**DIRECTION**. Only a number is expected: how many lines in the data below contain the word "image".

**MATERIAL PROVIDED**.
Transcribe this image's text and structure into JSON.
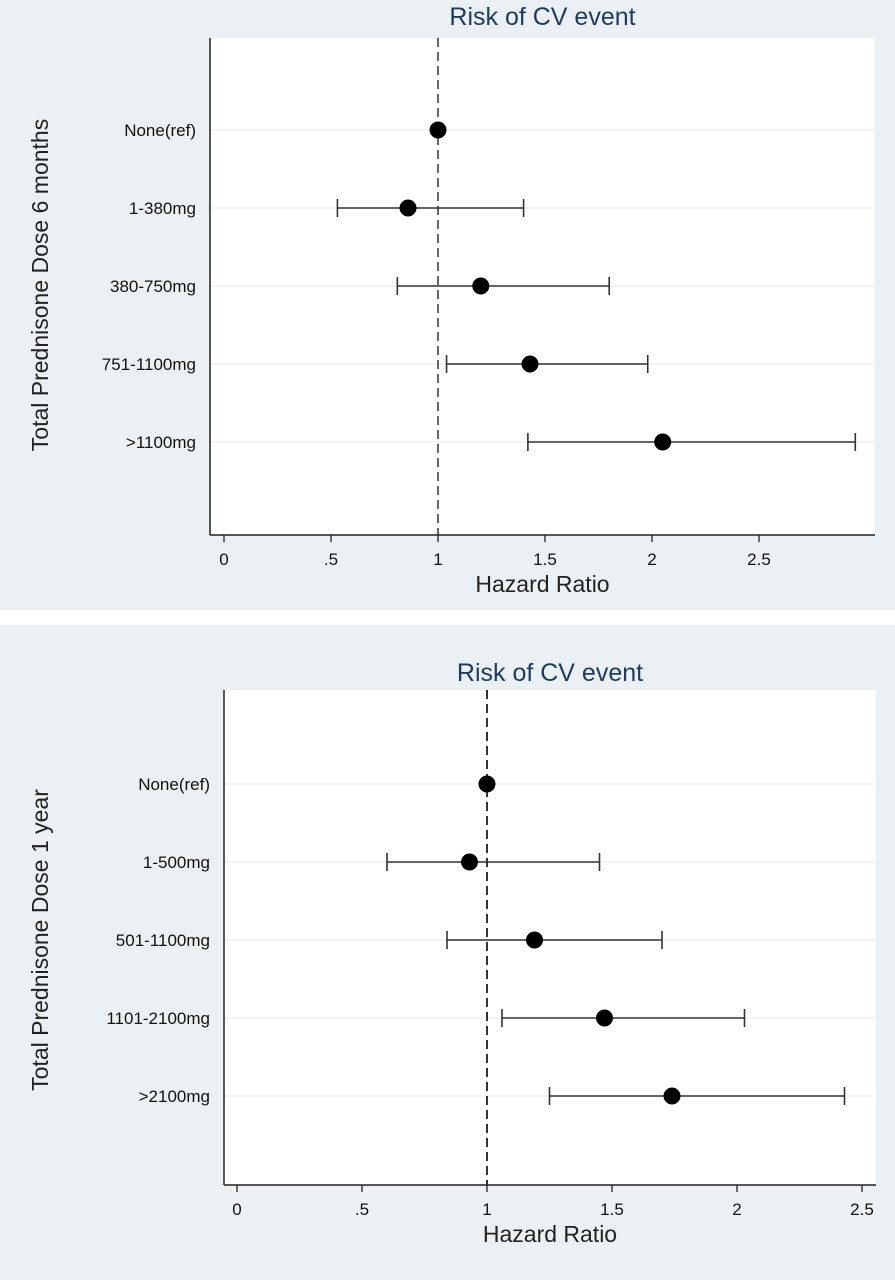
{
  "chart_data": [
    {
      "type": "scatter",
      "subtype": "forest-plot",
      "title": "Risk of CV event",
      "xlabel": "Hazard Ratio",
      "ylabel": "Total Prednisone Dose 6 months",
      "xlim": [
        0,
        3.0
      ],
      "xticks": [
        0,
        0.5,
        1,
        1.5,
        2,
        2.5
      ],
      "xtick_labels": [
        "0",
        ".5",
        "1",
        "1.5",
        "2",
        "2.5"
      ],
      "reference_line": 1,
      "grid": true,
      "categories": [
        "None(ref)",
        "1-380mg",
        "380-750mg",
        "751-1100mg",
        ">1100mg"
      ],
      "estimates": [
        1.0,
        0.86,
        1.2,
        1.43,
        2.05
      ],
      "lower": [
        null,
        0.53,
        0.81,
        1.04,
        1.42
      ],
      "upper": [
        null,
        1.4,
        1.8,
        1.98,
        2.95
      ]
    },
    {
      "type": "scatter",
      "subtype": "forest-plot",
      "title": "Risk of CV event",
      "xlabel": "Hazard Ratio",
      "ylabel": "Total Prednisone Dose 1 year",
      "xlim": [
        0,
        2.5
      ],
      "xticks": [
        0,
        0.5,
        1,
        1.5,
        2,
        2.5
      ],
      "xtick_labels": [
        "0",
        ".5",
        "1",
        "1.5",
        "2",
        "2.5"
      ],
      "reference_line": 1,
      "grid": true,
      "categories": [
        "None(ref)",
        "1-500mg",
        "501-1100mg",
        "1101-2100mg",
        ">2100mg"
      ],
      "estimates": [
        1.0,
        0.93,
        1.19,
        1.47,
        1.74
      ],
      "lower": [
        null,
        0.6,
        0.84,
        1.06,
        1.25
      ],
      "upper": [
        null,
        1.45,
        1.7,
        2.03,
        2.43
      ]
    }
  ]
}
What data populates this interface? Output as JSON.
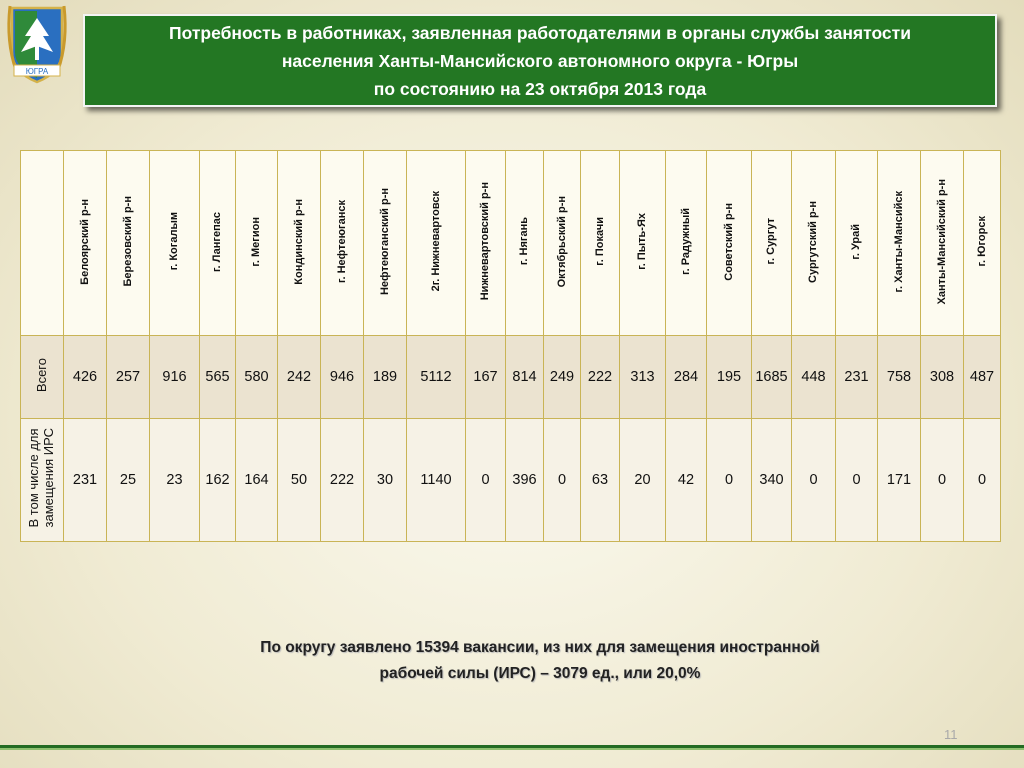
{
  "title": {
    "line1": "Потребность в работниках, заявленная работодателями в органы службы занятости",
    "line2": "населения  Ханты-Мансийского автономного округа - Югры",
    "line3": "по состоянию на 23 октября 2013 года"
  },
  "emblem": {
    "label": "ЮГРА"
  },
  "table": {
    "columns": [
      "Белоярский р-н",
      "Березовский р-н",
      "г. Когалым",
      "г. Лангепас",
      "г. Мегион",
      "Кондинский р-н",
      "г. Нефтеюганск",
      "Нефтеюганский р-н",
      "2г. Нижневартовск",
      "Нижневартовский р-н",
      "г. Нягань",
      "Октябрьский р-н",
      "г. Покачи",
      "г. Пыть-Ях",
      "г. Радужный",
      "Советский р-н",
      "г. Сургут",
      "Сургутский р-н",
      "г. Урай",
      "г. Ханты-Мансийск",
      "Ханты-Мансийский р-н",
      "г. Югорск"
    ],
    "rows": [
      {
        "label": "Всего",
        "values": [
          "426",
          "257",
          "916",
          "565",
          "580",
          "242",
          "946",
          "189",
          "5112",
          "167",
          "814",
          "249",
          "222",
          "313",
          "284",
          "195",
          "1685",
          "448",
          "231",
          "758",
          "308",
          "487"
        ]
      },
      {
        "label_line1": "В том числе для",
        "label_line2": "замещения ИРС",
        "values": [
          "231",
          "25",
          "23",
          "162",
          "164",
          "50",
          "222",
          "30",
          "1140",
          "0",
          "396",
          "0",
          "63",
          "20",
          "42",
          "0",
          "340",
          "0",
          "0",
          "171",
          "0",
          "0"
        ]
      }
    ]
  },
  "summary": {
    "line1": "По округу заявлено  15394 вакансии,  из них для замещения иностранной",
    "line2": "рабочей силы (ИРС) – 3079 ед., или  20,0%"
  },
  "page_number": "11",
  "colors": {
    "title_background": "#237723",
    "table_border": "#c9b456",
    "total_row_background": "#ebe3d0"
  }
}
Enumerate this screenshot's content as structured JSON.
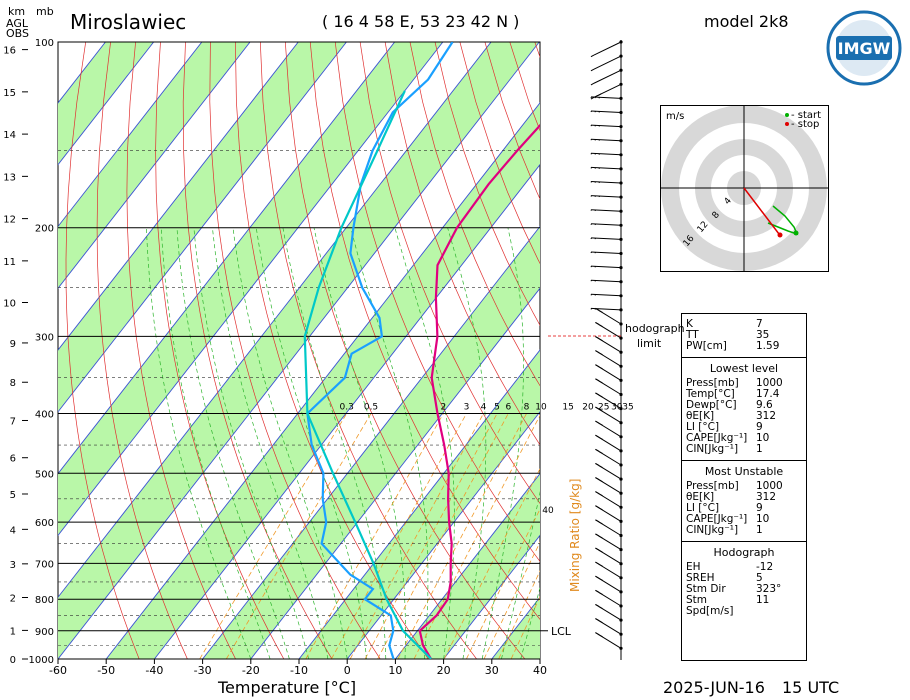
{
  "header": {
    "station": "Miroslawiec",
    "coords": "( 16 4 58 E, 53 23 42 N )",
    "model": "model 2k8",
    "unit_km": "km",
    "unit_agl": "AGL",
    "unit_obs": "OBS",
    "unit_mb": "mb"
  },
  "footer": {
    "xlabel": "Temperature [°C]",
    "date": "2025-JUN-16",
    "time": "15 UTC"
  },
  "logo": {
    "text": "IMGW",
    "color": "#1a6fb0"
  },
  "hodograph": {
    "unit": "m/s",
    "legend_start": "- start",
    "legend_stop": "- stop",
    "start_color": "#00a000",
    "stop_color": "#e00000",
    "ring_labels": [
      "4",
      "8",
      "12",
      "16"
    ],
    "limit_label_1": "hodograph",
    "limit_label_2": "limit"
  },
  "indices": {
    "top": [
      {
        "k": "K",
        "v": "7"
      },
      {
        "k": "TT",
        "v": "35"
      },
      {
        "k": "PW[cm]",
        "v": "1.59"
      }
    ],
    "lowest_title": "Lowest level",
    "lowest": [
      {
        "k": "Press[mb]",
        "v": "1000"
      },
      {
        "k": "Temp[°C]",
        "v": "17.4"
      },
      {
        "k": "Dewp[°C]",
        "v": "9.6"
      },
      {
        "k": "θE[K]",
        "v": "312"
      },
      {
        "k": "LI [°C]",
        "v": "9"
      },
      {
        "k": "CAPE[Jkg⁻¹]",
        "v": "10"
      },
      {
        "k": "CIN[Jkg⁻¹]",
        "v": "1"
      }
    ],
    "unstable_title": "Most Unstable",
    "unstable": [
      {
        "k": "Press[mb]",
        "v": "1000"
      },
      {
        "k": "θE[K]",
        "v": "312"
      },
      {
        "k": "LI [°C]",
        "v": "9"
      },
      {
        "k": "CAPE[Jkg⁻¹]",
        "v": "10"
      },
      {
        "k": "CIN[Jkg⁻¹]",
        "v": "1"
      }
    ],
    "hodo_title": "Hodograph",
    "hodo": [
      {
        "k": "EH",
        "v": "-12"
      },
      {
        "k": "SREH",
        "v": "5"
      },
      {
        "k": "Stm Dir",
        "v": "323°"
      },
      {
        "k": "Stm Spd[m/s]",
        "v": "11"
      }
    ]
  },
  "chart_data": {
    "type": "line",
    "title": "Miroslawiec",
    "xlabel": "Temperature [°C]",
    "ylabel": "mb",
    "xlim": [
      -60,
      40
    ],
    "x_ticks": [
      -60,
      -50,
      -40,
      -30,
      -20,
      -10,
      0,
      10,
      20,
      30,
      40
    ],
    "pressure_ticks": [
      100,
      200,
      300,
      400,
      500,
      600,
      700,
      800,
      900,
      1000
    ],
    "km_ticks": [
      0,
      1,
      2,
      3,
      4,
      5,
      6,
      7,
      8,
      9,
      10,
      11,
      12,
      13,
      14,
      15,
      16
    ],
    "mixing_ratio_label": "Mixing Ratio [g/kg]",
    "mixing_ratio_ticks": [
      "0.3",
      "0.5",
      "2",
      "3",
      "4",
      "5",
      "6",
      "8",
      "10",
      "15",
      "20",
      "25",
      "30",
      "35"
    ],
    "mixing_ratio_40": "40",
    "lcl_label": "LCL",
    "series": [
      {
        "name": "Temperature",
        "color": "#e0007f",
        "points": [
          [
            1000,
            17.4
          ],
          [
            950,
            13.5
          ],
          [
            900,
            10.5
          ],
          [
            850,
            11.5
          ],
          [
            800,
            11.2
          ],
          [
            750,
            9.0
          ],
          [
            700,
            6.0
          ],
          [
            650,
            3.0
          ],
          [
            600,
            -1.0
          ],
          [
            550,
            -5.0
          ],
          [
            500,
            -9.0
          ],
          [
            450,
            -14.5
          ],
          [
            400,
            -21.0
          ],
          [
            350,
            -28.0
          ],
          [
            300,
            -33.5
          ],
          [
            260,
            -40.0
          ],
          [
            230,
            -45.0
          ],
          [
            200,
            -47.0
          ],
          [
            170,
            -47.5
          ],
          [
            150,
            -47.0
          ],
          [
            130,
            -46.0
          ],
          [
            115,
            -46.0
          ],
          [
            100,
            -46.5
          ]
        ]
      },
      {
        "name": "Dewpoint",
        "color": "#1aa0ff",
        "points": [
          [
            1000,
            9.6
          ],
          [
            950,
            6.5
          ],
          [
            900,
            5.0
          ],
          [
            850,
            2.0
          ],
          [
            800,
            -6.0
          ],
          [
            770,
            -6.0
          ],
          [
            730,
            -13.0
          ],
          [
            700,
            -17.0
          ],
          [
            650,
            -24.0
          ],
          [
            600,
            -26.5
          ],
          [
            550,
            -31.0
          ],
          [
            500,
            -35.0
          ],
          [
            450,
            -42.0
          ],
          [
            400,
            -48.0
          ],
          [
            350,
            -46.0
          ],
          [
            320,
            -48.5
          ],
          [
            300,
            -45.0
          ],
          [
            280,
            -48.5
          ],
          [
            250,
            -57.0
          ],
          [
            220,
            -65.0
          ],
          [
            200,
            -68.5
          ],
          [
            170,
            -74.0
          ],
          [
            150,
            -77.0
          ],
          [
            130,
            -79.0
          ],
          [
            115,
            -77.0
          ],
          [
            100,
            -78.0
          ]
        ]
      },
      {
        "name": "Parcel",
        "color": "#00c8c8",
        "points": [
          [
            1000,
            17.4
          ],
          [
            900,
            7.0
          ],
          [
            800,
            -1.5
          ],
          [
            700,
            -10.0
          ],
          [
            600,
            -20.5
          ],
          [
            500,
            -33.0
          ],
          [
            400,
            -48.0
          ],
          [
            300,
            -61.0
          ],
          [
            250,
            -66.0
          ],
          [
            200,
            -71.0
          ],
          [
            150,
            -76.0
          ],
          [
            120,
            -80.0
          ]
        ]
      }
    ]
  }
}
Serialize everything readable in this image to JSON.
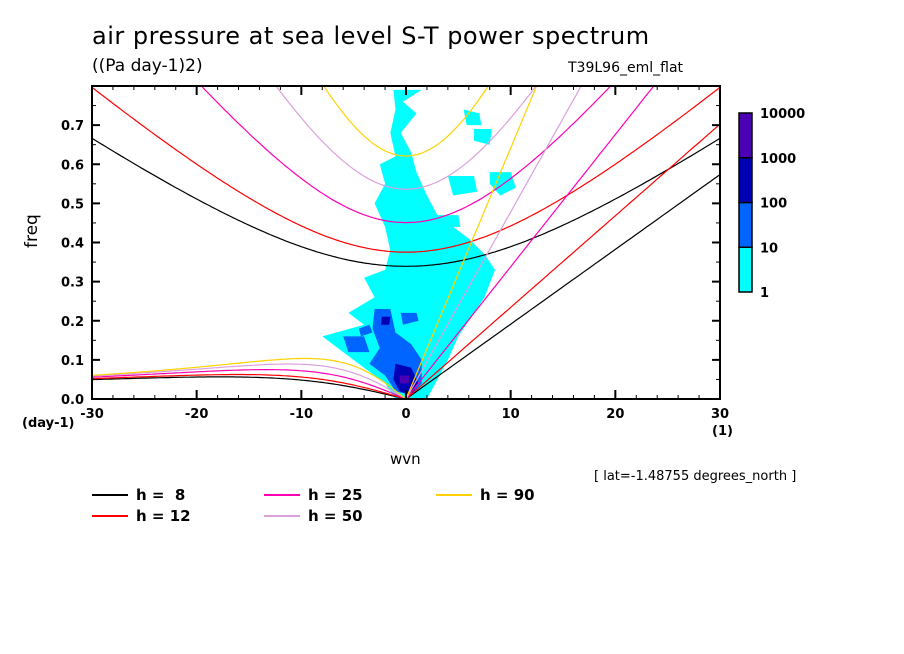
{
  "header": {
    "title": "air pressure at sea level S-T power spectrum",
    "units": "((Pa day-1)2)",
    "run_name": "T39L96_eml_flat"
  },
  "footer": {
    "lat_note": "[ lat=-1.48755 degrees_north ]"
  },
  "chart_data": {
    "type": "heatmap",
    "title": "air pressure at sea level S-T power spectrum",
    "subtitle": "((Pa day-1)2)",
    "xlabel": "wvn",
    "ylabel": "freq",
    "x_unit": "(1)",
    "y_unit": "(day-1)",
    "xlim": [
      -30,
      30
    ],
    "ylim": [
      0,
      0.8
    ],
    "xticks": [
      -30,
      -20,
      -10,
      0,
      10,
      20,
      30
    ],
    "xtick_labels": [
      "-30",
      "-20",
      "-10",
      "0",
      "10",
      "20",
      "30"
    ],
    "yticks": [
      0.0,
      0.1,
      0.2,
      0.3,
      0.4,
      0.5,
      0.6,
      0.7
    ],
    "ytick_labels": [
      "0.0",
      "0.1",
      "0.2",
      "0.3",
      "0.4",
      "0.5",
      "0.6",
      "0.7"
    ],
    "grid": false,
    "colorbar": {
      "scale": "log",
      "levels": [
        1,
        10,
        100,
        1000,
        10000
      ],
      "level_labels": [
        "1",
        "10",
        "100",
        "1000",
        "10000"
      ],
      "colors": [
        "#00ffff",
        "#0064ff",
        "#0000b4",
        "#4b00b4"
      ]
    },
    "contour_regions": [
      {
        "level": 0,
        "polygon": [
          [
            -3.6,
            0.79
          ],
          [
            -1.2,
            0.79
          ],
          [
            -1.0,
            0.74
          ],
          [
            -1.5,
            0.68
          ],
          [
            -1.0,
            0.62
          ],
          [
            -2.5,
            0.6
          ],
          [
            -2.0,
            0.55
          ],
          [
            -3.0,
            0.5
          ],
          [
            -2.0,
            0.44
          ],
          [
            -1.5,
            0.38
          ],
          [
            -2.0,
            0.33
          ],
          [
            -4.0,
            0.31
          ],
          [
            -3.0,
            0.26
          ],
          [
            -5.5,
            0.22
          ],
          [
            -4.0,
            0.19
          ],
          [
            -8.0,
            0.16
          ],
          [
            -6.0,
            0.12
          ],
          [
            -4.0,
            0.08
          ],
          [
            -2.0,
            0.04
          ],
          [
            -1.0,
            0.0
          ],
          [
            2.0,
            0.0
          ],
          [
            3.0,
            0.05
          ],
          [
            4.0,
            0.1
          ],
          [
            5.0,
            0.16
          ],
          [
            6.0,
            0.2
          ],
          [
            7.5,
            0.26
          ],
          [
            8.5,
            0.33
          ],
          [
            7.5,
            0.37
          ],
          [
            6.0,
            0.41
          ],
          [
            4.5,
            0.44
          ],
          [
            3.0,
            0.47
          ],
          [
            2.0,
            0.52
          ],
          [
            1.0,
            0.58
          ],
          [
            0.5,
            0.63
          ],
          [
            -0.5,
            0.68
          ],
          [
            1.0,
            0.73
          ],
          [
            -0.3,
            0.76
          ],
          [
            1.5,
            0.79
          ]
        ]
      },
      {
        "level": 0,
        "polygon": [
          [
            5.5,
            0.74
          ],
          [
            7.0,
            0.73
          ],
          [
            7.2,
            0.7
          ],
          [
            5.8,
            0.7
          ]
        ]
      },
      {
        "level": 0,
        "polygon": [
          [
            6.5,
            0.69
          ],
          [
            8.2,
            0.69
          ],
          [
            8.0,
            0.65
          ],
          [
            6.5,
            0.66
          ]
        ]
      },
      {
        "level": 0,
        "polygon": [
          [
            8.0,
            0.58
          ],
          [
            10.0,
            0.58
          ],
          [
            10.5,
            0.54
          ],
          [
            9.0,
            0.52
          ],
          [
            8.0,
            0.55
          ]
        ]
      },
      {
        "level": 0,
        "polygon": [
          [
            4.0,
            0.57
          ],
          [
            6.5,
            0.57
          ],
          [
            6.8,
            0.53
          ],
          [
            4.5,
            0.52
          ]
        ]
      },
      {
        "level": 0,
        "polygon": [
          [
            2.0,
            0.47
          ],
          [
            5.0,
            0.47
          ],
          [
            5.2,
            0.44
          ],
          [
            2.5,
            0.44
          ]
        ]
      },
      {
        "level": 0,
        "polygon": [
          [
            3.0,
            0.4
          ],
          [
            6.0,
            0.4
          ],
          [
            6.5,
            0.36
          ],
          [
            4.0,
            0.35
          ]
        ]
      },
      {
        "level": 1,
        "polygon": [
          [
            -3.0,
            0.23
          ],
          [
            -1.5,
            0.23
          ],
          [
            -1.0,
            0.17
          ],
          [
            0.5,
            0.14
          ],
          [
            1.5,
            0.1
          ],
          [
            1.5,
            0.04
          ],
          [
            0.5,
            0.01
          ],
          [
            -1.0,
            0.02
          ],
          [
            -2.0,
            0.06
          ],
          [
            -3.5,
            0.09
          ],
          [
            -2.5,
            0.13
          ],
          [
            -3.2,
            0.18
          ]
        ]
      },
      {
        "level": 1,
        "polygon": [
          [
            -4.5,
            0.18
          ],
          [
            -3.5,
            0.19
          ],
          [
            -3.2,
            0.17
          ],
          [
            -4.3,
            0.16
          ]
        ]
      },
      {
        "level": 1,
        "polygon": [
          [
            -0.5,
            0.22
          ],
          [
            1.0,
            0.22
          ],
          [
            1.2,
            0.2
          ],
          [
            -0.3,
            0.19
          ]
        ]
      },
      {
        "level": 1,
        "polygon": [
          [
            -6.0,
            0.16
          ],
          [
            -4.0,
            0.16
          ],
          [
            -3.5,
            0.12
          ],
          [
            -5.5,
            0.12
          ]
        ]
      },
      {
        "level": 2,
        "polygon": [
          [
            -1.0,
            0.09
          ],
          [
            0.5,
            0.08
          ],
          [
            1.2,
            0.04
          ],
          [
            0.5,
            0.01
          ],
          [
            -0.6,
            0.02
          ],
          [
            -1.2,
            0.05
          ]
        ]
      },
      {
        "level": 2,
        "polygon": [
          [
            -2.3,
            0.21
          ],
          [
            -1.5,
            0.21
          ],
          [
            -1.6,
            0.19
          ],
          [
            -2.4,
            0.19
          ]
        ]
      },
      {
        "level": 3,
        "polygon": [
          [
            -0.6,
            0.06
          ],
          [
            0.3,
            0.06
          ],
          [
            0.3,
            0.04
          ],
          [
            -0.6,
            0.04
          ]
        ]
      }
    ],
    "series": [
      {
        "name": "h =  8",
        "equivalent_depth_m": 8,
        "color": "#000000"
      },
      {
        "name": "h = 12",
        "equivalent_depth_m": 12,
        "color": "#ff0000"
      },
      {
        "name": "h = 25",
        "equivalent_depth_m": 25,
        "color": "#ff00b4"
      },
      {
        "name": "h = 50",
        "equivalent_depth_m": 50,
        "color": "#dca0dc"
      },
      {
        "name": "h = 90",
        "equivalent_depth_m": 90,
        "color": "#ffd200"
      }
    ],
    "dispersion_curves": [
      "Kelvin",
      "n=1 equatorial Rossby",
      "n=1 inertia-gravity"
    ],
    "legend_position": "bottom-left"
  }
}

**SOLUTION TO THIS PROBLEM**. 2